◆ LISTED RECORDS:
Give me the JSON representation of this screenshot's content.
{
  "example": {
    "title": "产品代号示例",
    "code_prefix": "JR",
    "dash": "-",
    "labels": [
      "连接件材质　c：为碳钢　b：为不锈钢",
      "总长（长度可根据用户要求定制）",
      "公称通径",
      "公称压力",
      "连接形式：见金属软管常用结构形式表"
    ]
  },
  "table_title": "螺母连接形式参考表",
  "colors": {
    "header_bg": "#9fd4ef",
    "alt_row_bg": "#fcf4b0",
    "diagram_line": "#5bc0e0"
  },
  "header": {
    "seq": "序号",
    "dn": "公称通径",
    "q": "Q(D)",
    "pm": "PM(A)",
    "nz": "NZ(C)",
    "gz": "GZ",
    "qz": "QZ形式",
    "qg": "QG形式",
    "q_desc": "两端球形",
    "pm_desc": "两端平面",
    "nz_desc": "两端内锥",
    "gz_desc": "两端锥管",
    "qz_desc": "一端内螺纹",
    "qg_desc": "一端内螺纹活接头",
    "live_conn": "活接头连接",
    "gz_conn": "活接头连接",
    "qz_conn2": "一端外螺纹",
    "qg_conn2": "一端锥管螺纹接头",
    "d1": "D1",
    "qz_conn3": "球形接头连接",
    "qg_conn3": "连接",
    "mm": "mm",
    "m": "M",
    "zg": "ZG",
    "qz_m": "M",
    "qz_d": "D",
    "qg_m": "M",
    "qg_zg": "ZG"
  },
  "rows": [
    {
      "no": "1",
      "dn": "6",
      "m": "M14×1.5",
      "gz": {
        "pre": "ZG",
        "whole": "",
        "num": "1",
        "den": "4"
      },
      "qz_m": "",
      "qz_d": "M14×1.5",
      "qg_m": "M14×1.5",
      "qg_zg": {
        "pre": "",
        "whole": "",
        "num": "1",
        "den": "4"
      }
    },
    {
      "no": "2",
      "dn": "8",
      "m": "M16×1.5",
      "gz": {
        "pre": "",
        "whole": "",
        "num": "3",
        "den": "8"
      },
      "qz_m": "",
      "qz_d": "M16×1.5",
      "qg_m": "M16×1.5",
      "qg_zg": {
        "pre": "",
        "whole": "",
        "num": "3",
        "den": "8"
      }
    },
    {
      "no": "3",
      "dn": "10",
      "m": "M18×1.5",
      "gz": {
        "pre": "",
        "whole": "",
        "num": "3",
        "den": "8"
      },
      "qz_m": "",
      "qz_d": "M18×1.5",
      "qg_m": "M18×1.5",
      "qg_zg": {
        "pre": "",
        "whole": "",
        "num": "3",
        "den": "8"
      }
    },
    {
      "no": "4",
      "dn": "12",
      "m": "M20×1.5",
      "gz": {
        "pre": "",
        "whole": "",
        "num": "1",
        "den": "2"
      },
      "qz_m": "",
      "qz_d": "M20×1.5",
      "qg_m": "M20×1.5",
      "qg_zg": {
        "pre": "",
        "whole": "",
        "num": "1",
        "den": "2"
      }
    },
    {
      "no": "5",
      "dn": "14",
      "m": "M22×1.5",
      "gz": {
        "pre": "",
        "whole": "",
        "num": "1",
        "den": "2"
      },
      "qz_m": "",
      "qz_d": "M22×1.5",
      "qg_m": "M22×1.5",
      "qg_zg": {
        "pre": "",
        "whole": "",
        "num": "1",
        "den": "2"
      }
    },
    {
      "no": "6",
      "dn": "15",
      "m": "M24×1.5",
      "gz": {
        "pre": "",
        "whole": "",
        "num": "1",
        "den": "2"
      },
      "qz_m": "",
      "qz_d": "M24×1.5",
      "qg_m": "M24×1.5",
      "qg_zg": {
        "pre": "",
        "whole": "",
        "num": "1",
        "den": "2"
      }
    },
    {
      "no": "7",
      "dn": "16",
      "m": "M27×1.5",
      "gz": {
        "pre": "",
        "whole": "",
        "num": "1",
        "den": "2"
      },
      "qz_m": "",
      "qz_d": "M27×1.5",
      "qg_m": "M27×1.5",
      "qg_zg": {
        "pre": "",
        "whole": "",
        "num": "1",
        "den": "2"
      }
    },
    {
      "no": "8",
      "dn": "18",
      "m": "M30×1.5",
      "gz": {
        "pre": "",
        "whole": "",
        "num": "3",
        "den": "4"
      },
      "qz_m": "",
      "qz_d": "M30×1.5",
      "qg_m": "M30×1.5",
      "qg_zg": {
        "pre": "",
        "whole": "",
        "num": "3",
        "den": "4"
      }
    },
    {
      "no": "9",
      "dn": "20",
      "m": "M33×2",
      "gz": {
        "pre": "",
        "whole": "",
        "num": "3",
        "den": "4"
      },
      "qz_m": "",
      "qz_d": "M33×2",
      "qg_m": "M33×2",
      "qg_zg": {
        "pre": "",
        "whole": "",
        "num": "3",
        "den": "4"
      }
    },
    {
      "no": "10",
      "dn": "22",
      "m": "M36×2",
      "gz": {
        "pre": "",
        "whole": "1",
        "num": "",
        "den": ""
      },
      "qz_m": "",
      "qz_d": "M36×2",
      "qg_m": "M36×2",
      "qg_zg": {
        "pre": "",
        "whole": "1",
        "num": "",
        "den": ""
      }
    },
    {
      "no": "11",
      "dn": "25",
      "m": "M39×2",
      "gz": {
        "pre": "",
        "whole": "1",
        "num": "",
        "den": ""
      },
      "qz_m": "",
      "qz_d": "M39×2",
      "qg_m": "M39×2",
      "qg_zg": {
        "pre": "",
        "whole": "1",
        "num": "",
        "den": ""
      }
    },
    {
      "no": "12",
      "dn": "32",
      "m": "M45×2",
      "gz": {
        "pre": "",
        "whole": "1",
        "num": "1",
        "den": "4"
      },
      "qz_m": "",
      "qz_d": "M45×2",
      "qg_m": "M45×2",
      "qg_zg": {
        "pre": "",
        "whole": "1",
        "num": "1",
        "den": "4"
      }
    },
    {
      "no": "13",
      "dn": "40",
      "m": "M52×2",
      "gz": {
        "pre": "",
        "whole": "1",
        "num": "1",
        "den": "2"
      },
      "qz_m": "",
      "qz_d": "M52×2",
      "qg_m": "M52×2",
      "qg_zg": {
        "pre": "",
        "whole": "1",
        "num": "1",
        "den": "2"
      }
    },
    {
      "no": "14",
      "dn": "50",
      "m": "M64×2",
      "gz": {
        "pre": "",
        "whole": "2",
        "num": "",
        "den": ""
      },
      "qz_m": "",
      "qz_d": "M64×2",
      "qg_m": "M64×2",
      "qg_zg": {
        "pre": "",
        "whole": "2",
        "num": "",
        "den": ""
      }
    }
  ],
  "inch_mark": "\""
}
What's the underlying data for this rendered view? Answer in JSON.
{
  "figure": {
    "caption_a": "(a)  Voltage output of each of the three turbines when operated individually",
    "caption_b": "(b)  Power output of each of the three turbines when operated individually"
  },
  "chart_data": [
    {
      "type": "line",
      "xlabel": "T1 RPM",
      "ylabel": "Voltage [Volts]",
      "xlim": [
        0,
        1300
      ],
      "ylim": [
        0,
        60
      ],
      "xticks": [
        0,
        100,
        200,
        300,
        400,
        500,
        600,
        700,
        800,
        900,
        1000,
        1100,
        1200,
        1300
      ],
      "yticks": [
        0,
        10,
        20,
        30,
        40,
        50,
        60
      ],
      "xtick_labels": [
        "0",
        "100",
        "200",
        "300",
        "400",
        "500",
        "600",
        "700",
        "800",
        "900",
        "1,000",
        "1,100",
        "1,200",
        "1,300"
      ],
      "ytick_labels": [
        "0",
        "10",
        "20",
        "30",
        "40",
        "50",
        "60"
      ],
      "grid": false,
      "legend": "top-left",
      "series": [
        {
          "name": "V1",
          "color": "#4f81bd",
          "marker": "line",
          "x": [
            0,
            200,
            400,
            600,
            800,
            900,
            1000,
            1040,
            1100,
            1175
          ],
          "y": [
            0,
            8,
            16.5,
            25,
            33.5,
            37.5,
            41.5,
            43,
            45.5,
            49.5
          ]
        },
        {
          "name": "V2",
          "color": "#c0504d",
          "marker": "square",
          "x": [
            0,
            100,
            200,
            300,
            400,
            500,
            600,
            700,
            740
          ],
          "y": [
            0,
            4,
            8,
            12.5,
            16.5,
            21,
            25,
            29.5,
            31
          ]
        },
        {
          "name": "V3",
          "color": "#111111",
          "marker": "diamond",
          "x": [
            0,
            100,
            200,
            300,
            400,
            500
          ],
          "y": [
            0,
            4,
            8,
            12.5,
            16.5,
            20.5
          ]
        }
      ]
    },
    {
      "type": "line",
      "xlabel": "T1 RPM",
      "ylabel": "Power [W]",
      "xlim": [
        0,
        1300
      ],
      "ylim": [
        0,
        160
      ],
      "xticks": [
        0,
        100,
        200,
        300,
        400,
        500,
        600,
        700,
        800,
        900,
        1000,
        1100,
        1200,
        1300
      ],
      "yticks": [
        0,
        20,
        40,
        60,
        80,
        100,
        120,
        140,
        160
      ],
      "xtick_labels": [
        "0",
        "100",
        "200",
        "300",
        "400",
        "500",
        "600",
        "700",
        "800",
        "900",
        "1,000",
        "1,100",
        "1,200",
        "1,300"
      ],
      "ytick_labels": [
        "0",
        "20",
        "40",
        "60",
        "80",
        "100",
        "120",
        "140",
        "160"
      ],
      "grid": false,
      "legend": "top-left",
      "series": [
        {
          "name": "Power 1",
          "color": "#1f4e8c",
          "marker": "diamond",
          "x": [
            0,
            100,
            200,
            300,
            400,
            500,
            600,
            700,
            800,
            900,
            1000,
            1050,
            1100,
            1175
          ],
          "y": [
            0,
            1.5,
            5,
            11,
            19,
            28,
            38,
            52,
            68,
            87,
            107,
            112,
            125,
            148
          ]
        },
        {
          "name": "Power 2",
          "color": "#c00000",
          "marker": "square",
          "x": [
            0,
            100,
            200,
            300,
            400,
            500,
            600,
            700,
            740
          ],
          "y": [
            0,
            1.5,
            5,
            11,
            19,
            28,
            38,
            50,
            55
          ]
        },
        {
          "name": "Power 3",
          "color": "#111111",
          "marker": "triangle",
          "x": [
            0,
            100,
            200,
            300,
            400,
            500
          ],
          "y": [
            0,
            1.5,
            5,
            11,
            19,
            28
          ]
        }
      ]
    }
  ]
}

◆ EXERCISE REQUIREMENTS:
The lines to collect are those holding the string "JSON"; copy them all.

◆ FINAL ANSWER:
Give me the JSON representation of this screenshot's content.
What's the underlying data for this rendered view? Answer in JSON.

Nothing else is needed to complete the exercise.